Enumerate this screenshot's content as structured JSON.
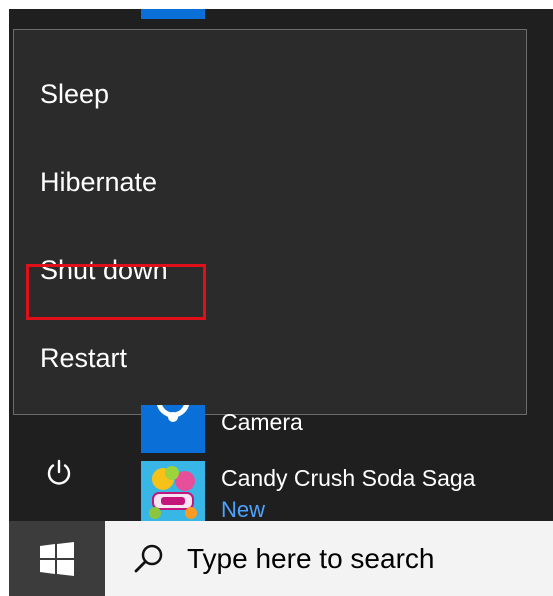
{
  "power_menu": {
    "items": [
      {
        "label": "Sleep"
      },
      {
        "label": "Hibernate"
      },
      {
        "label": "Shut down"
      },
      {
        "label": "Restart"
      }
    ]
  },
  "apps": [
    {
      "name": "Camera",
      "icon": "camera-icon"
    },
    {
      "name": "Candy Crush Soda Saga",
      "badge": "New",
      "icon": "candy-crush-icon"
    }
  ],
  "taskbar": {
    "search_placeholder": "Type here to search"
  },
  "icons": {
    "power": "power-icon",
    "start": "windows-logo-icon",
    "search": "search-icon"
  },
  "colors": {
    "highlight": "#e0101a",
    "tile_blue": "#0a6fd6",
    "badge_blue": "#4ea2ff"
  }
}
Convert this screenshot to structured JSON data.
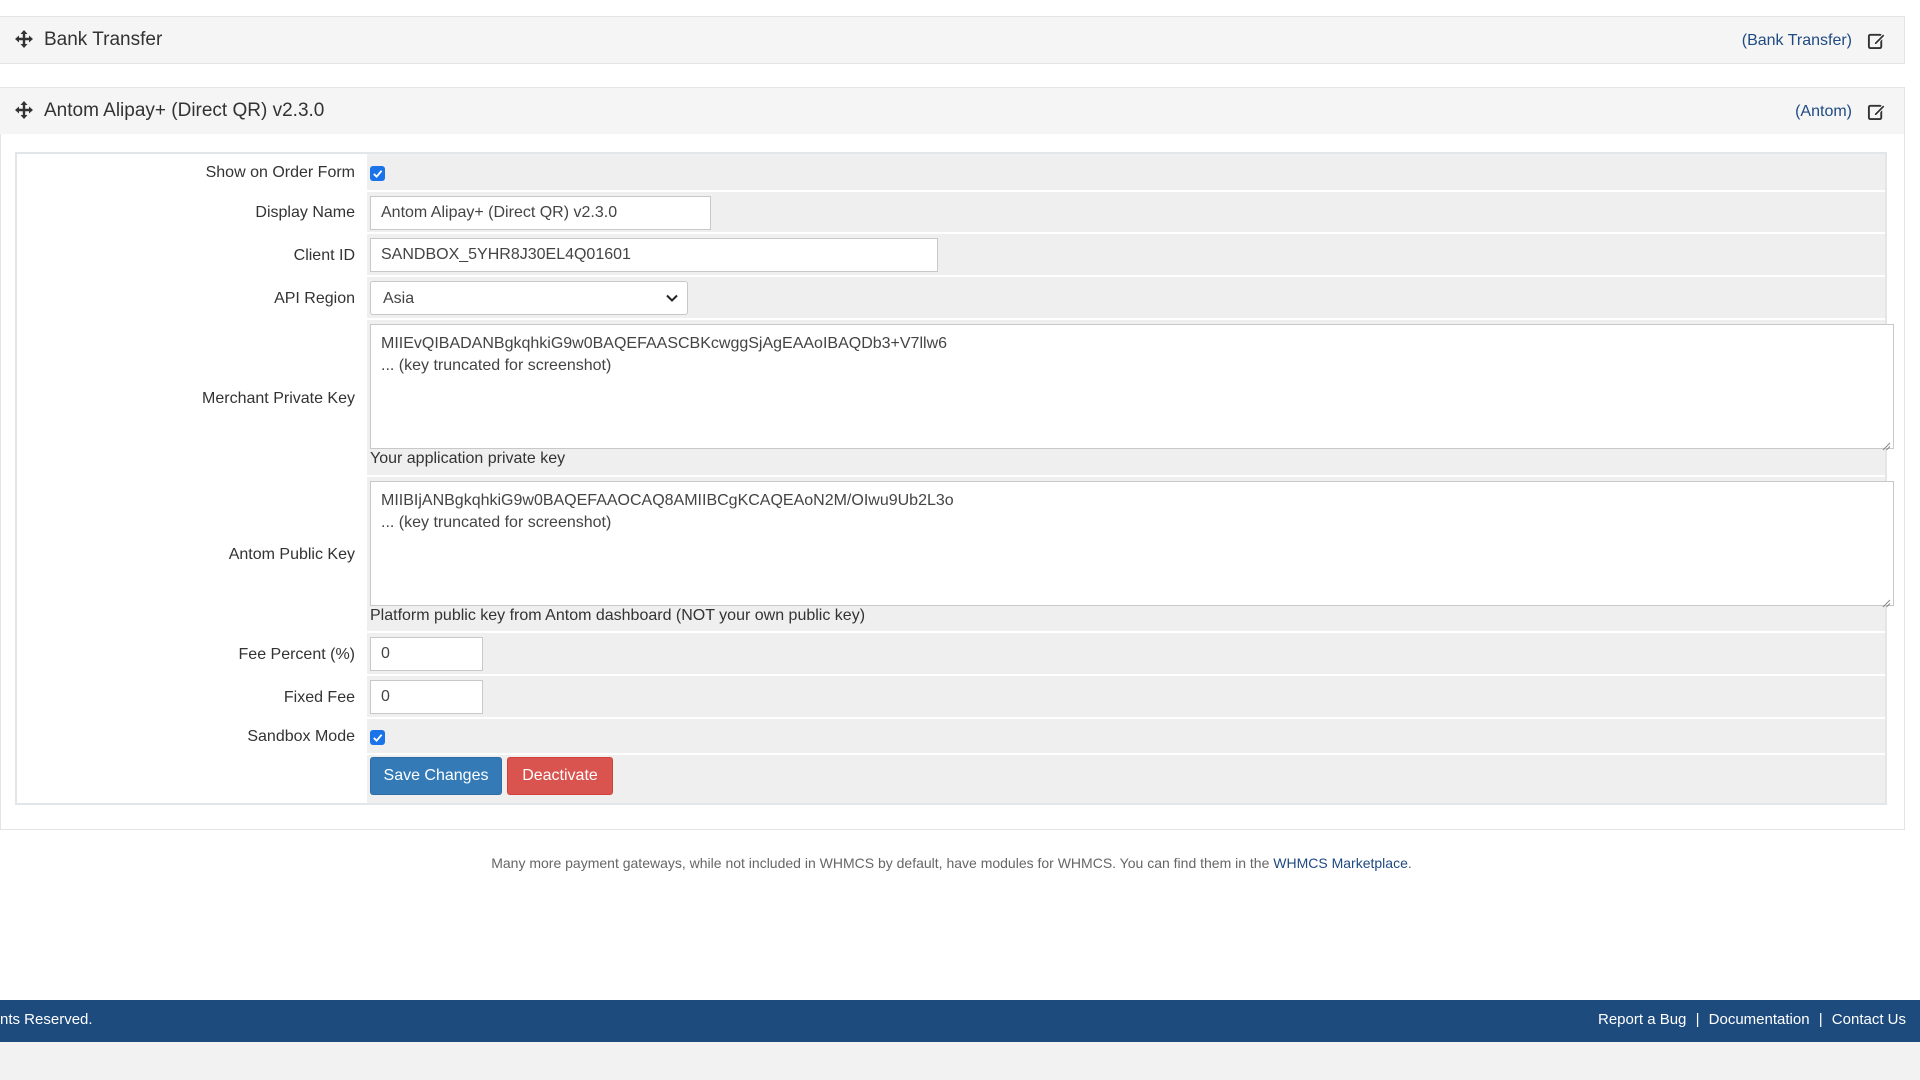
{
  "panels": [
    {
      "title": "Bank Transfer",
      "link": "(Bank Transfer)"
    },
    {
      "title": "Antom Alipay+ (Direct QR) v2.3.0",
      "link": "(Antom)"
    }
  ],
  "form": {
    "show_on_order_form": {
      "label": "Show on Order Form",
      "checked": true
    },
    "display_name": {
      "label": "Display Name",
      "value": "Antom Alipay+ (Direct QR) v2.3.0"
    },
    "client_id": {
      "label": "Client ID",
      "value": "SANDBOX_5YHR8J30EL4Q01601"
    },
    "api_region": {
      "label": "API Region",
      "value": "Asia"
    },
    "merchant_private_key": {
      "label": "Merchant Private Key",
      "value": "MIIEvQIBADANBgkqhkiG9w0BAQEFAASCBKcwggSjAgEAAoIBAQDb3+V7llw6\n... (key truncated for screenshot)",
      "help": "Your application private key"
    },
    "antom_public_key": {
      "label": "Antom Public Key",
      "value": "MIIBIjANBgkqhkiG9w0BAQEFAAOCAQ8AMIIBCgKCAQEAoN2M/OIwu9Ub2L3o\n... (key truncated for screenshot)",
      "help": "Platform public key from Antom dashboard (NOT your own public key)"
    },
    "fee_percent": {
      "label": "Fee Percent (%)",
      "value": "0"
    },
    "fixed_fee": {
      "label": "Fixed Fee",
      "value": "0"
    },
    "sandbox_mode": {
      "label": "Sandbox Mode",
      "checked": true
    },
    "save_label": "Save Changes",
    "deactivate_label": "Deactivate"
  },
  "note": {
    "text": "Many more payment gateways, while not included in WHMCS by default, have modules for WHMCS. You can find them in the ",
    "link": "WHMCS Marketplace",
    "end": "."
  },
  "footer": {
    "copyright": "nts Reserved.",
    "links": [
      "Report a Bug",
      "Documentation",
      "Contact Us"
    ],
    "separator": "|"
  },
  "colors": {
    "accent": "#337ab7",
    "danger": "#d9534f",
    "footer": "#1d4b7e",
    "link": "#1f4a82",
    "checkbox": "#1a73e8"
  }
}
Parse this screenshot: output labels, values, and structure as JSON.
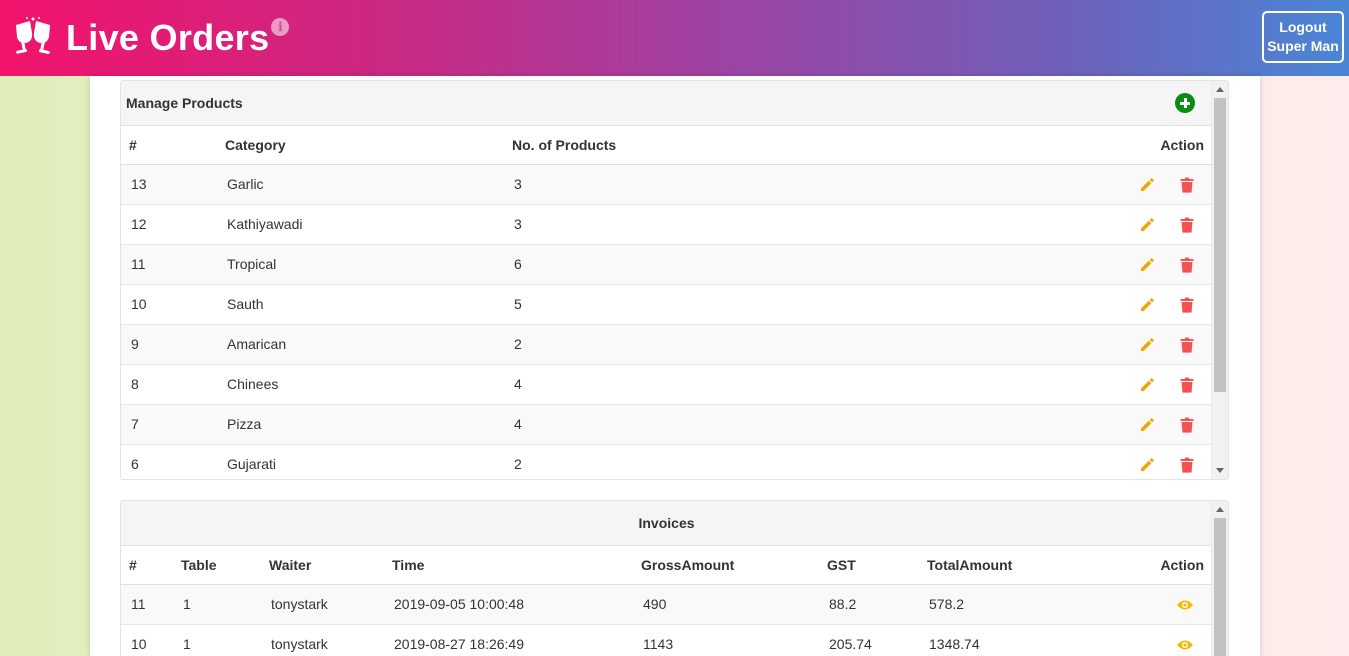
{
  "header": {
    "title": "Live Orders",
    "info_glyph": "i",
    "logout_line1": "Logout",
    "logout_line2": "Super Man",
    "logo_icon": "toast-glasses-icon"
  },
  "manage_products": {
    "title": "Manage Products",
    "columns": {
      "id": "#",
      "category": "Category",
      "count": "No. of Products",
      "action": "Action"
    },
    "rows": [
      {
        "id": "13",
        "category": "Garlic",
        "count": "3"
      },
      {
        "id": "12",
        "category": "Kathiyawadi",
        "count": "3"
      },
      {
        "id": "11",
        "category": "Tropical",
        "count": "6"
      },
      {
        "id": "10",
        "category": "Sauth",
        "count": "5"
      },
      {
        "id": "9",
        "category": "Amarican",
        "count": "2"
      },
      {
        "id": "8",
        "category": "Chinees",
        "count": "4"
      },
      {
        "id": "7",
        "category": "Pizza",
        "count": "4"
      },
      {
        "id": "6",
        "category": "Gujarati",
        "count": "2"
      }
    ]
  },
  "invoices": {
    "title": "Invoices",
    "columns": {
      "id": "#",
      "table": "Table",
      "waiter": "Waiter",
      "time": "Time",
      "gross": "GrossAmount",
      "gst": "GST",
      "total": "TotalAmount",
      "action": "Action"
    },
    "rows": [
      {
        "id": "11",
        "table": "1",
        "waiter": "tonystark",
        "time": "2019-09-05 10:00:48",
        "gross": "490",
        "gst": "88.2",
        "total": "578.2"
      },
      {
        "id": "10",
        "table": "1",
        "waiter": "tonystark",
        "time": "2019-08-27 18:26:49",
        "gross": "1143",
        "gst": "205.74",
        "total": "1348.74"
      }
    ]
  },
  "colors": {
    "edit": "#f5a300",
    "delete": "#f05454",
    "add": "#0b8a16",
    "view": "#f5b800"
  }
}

_Short task_. Set down the complete material exactly, but do not include the images.

_Result_.
Enumerate this screenshot's content as structured JSON.
{
  "power_menu": {
    "items": [
      {
        "label": "Sleep"
      },
      {
        "label": "Hibernate"
      },
      {
        "label": "Shut down"
      },
      {
        "label": "Restart"
      }
    ]
  },
  "apps": [
    {
      "name": "Camera",
      "icon": "camera-icon"
    },
    {
      "name": "Candy Crush Soda Saga",
      "badge": "New",
      "icon": "candy-crush-icon"
    }
  ],
  "taskbar": {
    "search_placeholder": "Type here to search"
  },
  "icons": {
    "power": "power-icon",
    "start": "windows-logo-icon",
    "search": "search-icon"
  },
  "colors": {
    "highlight": "#e0101a",
    "tile_blue": "#0a6fd6",
    "badge_blue": "#4ea2ff"
  }
}
Convert this screenshot to structured JSON data.
{
  "panels": [
    {
      "title": "Bank Transfer",
      "link": "(Bank Transfer)"
    },
    {
      "title": "Antom Alipay+ (Direct QR) v2.3.0",
      "link": "(Antom)"
    }
  ],
  "form": {
    "show_on_order_form": {
      "label": "Show on Order Form",
      "checked": true
    },
    "display_name": {
      "label": "Display Name",
      "value": "Antom Alipay+ (Direct QR) v2.3.0"
    },
    "client_id": {
      "label": "Client ID",
      "value": "SANDBOX_5YHR8J30EL4Q01601"
    },
    "api_region": {
      "label": "API Region",
      "value": "Asia"
    },
    "merchant_private_key": {
      "label": "Merchant Private Key",
      "value": "MIIEvQIBADANBgkqhkiG9w0BAQEFAASCBKcwggSjAgEAAoIBAQDb3+V7llw6\n... (key truncated for screenshot)",
      "help": "Your application private key"
    },
    "antom_public_key": {
      "label": "Antom Public Key",
      "value": "MIIBIjANBgkqhkiG9w0BAQEFAAOCAQ8AMIIBCgKCAQEAoN2M/OIwu9Ub2L3o\n... (key truncated for screenshot)",
      "help": "Platform public key from Antom dashboard (NOT your own public key)"
    },
    "fee_percent": {
      "label": "Fee Percent (%)",
      "value": "0"
    },
    "fixed_fee": {
      "label": "Fixed Fee",
      "value": "0"
    },
    "sandbox_mode": {
      "label": "Sandbox Mode",
      "checked": true
    },
    "save_label": "Save Changes",
    "deactivate_label": "Deactivate"
  },
  "note": {
    "text": "Many more payment gateways, while not included in WHMCS by default, have modules for WHMCS. You can find them in the ",
    "link": "WHMCS Marketplace",
    "end": "."
  },
  "footer": {
    "copyright": "nts Reserved.",
    "links": [
      "Report a Bug",
      "Documentation",
      "Contact Us"
    ],
    "separator": "|"
  },
  "colors": {
    "accent": "#337ab7",
    "danger": "#d9534f",
    "footer": "#1d4b7e",
    "link": "#1f4a82",
    "checkbox": "#1a73e8"
  }
}
Parse this screenshot: output labels, values, and structure as JSON.
{
  "header": {
    "title": "Live Orders",
    "info_glyph": "i",
    "logout_line1": "Logout",
    "logout_line2": "Super Man",
    "logo_icon": "toast-glasses-icon"
  },
  "manage_products": {
    "title": "Manage Products",
    "columns": {
      "id": "#",
      "category": "Category",
      "count": "No. of Products",
      "action": "Action"
    },
    "rows": [
      {
        "id": "13",
        "category": "Garlic",
        "count": "3"
      },
      {
        "id": "12",
        "category": "Kathiyawadi",
        "count": "3"
      },
      {
        "id": "11",
        "category": "Tropical",
        "count": "6"
      },
      {
        "id": "10",
        "category": "Sauth",
        "count": "5"
      },
      {
        "id": "9",
        "category": "Amarican",
        "count": "2"
      },
      {
        "id": "8",
        "category": "Chinees",
        "count": "4"
      },
      {
        "id": "7",
        "category": "Pizza",
        "count": "4"
      },
      {
        "id": "6",
        "category": "Gujarati",
        "count": "2"
      }
    ]
  },
  "invoices": {
    "title": "Invoices",
    "columns": {
      "id": "#",
      "table": "Table",
      "waiter": "Waiter",
      "time": "Time",
      "gross": "GrossAmount",
      "gst": "GST",
      "total": "TotalAmount",
      "action": "Action"
    },
    "rows": [
      {
        "id": "11",
        "table": "1",
        "waiter": "tonystark",
        "time": "2019-09-05 10:00:48",
        "gross": "490",
        "gst": "88.2",
        "total": "578.2"
      },
      {
        "id": "10",
        "table": "1",
        "waiter": "tonystark",
        "time": "2019-08-27 18:26:49",
        "gross": "1143",
        "gst": "205.74",
        "total": "1348.74"
      }
    ]
  },
  "colors": {
    "edit": "#f5a300",
    "delete": "#f05454",
    "add": "#0b8a16",
    "view": "#f5b800"
  }
}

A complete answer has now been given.